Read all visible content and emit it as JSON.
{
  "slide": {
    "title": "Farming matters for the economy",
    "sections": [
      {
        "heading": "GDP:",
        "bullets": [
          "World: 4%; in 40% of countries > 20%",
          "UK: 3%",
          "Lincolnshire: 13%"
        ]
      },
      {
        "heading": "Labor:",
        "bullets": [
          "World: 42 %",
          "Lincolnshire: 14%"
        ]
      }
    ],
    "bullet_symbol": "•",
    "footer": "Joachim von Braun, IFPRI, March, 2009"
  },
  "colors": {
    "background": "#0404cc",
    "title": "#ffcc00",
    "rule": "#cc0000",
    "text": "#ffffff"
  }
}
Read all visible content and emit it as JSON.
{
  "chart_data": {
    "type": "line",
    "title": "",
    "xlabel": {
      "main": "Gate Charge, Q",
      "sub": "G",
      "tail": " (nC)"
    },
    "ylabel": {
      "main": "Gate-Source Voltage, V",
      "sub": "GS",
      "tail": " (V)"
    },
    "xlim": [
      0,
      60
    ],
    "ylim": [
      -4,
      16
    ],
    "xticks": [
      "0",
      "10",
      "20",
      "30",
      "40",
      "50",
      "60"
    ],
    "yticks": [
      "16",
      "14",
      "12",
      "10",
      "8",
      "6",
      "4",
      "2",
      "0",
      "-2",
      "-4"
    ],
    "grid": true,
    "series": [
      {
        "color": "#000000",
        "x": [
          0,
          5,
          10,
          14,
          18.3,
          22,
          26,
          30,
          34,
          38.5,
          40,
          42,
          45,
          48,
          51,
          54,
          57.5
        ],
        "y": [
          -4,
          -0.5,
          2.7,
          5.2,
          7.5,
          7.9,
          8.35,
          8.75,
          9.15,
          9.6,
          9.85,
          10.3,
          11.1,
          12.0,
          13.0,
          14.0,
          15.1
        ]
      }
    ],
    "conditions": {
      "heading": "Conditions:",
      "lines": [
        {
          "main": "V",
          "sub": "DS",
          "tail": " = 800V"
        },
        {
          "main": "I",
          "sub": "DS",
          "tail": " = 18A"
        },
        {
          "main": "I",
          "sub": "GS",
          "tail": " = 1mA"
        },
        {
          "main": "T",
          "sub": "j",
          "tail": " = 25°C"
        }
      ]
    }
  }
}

• [What the task requires] Copy every line verbatim.

• [Written response]
Read all visible content and emit it as JSON.
{
  "slide": {
    "title": "Farming matters for the economy",
    "sections": [
      {
        "heading": "GDP:",
        "bullets": [
          "World: 4%; in 40% of countries > 20%",
          "UK: 3%",
          "Lincolnshire: 13%"
        ]
      },
      {
        "heading": "Labor:",
        "bullets": [
          "World: 42 %",
          "Lincolnshire: 14%"
        ]
      }
    ],
    "bullet_symbol": "•",
    "footer": "Joachim von Braun, IFPRI, March, 2009"
  },
  "colors": {
    "background": "#0404cc",
    "title": "#ffcc00",
    "rule": "#cc0000",
    "text": "#ffffff"
  }
}
Read all visible content and emit it as JSON.
{
  "chart_data": {
    "type": "line",
    "title": "",
    "xlabel": {
      "main": "Gate Charge, Q",
      "sub": "G",
      "tail": " (nC)"
    },
    "ylabel": {
      "main": "Gate-Source Voltage, V",
      "sub": "GS",
      "tail": " (V)"
    },
    "xlim": [
      0,
      60
    ],
    "ylim": [
      -4,
      16
    ],
    "xticks": [
      "0",
      "10",
      "20",
      "30",
      "40",
      "50",
      "60"
    ],
    "yticks": [
      "16",
      "14",
      "12",
      "10",
      "8",
      "6",
      "4",
      "2",
      "0",
      "-2",
      "-4"
    ],
    "grid": true,
    "series": [
      {
        "color": "#000000",
        "x": [
          0,
          5,
          10,
          14,
          18.3,
          22,
          26,
          30,
          34,
          38.5,
          40,
          42,
          45,
          48,
          51,
          54,
          57.5
        ],
        "y": [
          -4,
          -0.5,
          2.7,
          5.2,
          7.5,
          7.9,
          8.35,
          8.75,
          9.15,
          9.6,
          9.85,
          10.3,
          11.1,
          12.0,
          13.0,
          14.0,
          15.1
        ]
      }
    ],
    "conditions": {
      "heading": "Conditions:",
      "lines": [
        {
          "main": "V",
          "sub": "DS",
          "tail": " = 800V"
        },
        {
          "main": "I",
          "sub": "DS",
          "tail": " = 18A"
        },
        {
          "main": "I",
          "sub": "GS",
          "tail": " = 1mA"
        },
        {
          "main": "T",
          "sub": "j",
          "tail": " = 25°C"
        }
      ]
    }
  }
}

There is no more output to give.